SHORT EXERCISE >> Search the material for the string "Trabajadores", then return every line where it is found.

--*--

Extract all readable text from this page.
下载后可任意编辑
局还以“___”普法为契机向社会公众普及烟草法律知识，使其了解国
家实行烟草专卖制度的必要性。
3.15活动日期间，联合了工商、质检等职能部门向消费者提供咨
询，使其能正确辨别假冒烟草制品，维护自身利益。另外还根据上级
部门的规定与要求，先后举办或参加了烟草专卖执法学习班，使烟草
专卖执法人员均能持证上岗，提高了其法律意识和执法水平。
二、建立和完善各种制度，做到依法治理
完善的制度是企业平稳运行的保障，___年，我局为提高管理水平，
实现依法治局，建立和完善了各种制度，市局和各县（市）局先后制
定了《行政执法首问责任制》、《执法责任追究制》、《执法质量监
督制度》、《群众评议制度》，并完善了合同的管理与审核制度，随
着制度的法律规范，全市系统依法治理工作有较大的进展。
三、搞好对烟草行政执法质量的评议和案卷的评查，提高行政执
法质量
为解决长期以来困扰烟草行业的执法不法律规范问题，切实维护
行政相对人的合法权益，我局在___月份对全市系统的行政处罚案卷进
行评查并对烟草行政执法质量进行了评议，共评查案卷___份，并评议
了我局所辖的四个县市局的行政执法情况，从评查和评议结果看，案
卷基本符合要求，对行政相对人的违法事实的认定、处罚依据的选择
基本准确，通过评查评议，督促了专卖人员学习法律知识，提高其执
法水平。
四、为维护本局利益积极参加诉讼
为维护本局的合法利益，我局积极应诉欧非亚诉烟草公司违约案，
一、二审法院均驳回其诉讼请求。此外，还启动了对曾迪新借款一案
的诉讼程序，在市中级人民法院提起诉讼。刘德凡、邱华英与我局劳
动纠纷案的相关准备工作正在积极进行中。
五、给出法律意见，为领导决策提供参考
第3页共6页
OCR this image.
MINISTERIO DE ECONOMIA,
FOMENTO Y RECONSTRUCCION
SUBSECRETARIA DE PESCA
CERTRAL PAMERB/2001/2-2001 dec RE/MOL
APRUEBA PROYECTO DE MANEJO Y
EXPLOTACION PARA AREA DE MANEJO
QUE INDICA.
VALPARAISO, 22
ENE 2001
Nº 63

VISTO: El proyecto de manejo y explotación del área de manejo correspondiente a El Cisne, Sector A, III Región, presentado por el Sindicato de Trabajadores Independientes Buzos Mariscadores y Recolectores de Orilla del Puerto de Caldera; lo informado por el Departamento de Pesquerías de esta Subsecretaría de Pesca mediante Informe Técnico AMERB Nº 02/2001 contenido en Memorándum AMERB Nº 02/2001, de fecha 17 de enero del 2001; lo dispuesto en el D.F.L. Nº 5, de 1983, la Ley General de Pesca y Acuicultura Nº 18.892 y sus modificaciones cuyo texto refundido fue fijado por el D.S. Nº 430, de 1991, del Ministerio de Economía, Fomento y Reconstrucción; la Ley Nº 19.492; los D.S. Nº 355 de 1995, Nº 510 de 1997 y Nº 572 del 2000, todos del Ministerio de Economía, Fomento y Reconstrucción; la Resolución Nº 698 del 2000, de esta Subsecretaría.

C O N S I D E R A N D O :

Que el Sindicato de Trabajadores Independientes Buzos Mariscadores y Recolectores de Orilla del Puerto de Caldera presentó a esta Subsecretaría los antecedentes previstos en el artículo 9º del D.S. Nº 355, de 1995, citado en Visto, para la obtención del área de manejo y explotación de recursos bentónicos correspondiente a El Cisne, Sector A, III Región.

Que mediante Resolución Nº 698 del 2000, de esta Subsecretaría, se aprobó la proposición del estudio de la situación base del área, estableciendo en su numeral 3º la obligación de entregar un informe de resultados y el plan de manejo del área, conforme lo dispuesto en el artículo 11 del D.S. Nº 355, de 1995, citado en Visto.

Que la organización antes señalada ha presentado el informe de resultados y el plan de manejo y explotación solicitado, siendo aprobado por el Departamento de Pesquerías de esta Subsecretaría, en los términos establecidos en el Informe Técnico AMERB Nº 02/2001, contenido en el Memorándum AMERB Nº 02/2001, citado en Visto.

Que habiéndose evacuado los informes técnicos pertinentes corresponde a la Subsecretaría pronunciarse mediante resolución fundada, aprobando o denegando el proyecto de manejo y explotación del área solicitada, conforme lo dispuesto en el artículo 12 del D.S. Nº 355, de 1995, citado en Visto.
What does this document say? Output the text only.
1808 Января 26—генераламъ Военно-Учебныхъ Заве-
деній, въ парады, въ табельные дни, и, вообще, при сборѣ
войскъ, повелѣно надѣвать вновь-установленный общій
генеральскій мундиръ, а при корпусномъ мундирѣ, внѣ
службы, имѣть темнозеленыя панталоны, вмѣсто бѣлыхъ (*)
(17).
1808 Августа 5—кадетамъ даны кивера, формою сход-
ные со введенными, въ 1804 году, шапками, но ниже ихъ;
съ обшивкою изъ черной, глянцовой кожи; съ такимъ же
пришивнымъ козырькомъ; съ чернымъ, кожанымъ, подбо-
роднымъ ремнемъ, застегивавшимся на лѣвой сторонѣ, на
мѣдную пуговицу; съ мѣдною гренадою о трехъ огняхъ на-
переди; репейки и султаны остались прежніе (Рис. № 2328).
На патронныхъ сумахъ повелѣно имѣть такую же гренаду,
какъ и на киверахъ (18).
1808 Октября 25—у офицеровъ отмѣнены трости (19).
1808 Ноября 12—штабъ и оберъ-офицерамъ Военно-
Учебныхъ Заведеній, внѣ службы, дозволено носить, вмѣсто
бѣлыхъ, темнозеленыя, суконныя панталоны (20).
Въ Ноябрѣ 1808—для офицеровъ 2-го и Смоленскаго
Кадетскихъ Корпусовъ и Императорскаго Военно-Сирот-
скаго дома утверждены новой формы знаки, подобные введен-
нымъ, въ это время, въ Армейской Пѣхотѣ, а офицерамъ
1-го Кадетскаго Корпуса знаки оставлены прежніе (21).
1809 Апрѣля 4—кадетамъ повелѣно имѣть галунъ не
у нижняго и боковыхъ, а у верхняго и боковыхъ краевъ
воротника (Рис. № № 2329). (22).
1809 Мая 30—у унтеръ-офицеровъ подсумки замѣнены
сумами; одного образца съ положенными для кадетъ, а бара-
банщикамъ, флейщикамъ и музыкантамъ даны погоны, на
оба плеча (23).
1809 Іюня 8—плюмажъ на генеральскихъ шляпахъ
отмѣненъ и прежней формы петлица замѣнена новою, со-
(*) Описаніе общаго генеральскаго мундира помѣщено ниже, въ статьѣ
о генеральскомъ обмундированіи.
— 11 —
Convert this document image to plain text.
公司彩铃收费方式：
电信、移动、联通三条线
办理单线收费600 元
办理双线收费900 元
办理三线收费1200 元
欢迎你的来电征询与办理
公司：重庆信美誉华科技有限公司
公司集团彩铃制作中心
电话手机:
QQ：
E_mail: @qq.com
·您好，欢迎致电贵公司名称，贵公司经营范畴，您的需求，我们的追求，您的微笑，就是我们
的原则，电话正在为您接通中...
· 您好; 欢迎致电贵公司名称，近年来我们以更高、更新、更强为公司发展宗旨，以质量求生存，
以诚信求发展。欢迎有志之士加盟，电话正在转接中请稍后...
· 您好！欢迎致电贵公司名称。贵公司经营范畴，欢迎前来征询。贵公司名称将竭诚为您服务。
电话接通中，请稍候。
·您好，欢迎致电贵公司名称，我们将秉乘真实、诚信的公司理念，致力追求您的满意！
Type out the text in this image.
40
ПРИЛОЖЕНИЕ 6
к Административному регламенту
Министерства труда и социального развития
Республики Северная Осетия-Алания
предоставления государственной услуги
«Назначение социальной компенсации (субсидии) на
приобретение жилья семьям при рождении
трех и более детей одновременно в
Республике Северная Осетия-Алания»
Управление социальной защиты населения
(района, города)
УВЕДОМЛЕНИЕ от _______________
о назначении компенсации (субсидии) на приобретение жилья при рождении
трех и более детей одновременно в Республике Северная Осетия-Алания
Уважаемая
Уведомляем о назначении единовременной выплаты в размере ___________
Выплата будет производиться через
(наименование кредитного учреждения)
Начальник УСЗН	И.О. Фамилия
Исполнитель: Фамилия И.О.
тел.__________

--*--

RESPONSE TO THE TASK >>
VISTO: El proyecto de manejo y explotación del área de manejo correspondiente a El Cisne, Sector A, III Región, presentado por el Sindicato de Trabajadores Independientes Buzos Mariscadores y Recolectores de Orilla del Puerto de Caldera; lo informado por el Departamento de Pesquerías de esta Subsecretaría de Pesca mediante Informe Técnico AMERB Nº 02/2001 contenido en Memorándum AMERB Nº 02/2001, de fecha 17 de enero del 2001; lo dispuesto en el D.F.L. Nº 5, de 1983, la Ley General de Pesca y Acuicultura Nº 18.892 y sus modificaciones cuyo texto refundido fue fijado por el D.S. Nº 430, de 1991, del Ministerio de Economía, Fomento y Reconstrucción; la Ley Nº 19.492; los D.S. Nº 355 de 1995, Nº 510 de 1997 y Nº 572 del 2000, todos del Ministerio de Economía, Fomento y Reconstrucción; la Resolución Nº 698 del 2000, de esta Subsecretaría.
Que el Sindicato de Trabajadores Independientes Buzos Mariscadores y Recolectores de Orilla del Puerto de Caldera presentó a esta Subsecretaría los antecedentes previstos en el artículo 9º del D.S. Nº 355, de 1995, citado en Visto, para la obtención del área de manejo y explotación de recursos bentónicos correspondiente a El Cisne, Sector A, III Región.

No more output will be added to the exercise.